◆ **Aim of the exercise**
Pick up the text on locks and modularity at the point where it stops, and write what comes next.

◆ **Selected text**

Locks and modularity

When designing a system we desire clean abstractions and good modularity. We'd like a caller not to have to know how a callee implements a particular function. We'd like to hide locking behavior in this way -- for example, it would be nice if the lock on each file-system inode was the private business of methods on inodes.

It turns out it's hard to use locks in a modular way. Two problems come up that require non-modular global knowledge: multi-module invariants and deadlock.

First, multi-module invariants. You could imagine the code implementing directories exporting various operations like dir_lookup(d, name), dir_add(d, name, inumber), and dir_del(d, name). These directory operations would each acquire the lock on d, do their work, and release the lock. Then higher-level code could implement operations like moving a file from one directory to another (one case of the UNIX rename() system call):

move(olddir, oldname, newdir, newname){
  inumber = dir_lookup(olddir, oldname)
  dir_del(olddir, oldname)
  dir_add(newdir, newname, inumber)
}
This code is pleasingly simple, but has a number of problems. One of them is that there's a period of time when the file is visible in neither directory. Fixing that, sadly, seems to require that the directory locks not be hidden inside the dir_ operations, thus:
move(olddir, oldname, newdir, newname){
  acquire(olddir.lock)
  acquire(newdir.lock)
  inumber = dir_lookup(olddir, oldname)
  dir_del(olddir, oldname)
  dir_add(newdir, newname, inumber)
  release(newdir.lock)

◆ **Raw data**
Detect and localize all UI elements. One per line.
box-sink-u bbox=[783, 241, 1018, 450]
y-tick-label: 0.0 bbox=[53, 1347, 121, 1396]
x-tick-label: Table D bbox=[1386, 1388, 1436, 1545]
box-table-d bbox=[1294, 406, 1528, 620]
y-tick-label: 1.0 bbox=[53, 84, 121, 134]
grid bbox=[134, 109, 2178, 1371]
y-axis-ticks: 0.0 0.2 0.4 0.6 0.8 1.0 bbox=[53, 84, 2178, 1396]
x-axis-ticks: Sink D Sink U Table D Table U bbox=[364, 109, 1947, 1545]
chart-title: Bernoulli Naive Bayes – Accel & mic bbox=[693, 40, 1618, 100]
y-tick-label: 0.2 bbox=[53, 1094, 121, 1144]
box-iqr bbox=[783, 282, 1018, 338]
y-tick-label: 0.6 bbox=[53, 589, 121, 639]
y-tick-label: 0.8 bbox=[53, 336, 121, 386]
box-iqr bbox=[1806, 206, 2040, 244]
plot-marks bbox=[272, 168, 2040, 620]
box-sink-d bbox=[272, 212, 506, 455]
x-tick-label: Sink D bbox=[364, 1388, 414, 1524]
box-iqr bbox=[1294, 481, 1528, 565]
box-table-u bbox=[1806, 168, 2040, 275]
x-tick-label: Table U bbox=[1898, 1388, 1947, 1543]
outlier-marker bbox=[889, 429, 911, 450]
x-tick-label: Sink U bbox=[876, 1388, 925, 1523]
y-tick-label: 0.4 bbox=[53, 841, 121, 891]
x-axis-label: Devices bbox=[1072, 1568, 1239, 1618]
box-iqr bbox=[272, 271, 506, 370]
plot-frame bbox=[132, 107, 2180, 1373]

◆ **Output for this exercise**
  release(olddir.lock)
}

The above code is ugly in that it exposes the implementation of directories to move(), but (if all you have is locks) you have to do it this way.

The second big problem is deadlock. Notice that move() holds two locks. What would happen if one process called move(dirA, ..., dir B, ...) while another process called move(dirB, ..., dir A, ...)?

In an operating system the usual solution is to avoid deadlocks by establishing an order on all locks and making sure that every thread acquires its locks in that order. For the file system the rule might be to lock the directory with the lowest inode first. Picking and obeying the order on all locks requires that modules make public their locking behavior, and requires them to know about other module's locking. This can be painful and error-prone.

Fine-grained locks usually make both of these problems worse.

Some terms

Locks are a way to implement "mutual exclusion", which is the property that only one CPU at a time can be executing a certain piece of code. This is also called "isolation atomicity".

The code between an acquire() and a release() is sometimes called a "critical section."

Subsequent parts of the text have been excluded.